# Data rows
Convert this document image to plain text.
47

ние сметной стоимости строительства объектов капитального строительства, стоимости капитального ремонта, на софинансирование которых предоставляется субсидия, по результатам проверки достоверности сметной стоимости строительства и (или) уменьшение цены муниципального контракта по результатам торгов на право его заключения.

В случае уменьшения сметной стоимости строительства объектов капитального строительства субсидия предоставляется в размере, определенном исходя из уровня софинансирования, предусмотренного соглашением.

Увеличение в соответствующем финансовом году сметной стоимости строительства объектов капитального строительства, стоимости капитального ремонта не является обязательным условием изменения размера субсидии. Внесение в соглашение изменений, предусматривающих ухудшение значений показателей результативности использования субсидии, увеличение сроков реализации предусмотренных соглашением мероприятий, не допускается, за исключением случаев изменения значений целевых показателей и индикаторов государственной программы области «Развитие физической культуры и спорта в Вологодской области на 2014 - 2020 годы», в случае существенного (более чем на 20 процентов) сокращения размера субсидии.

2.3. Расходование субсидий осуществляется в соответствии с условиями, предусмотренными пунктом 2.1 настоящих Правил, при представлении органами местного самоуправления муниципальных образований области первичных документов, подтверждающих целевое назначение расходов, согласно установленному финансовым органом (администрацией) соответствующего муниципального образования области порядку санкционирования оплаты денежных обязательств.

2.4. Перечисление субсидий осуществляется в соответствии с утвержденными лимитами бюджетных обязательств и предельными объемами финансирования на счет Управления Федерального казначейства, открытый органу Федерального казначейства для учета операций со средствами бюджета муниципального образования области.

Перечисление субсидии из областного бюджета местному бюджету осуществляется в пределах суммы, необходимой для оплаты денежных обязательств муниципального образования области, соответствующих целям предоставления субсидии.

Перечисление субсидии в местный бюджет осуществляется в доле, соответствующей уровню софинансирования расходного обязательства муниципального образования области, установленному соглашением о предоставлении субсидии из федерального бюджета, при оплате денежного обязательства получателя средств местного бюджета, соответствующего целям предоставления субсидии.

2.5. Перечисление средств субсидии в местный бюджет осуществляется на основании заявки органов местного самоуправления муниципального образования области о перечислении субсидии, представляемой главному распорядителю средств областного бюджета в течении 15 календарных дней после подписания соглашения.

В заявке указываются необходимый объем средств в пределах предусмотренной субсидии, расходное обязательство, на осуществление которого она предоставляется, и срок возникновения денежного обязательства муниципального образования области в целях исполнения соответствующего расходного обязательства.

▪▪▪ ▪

# The exercise
Copy each line of the data above that holds "самоуправления".

# Result for this exercise
2.3. Расходование субсидий осуществляется в соответствии с условиями, предусмотренными пунктом 2.1 настоящих Правил, при представлении органами местного самоуправления муниципальных образований области первичных документов, подтверждающих целевое назначение расходов, согласно установленному финансовым органом (администрацией) соответствующего муниципального образования области порядку санкционирования оплаты денежных обязательств.
2.5. Перечисление средств субсидии в местный бюджет осуществляется на основании заявки органов местного самоуправления муниципального образования области о перечислении субсидии, представляемой главному распорядителю средств областного бюджета в течении 15 календарных дней после подписания соглашения.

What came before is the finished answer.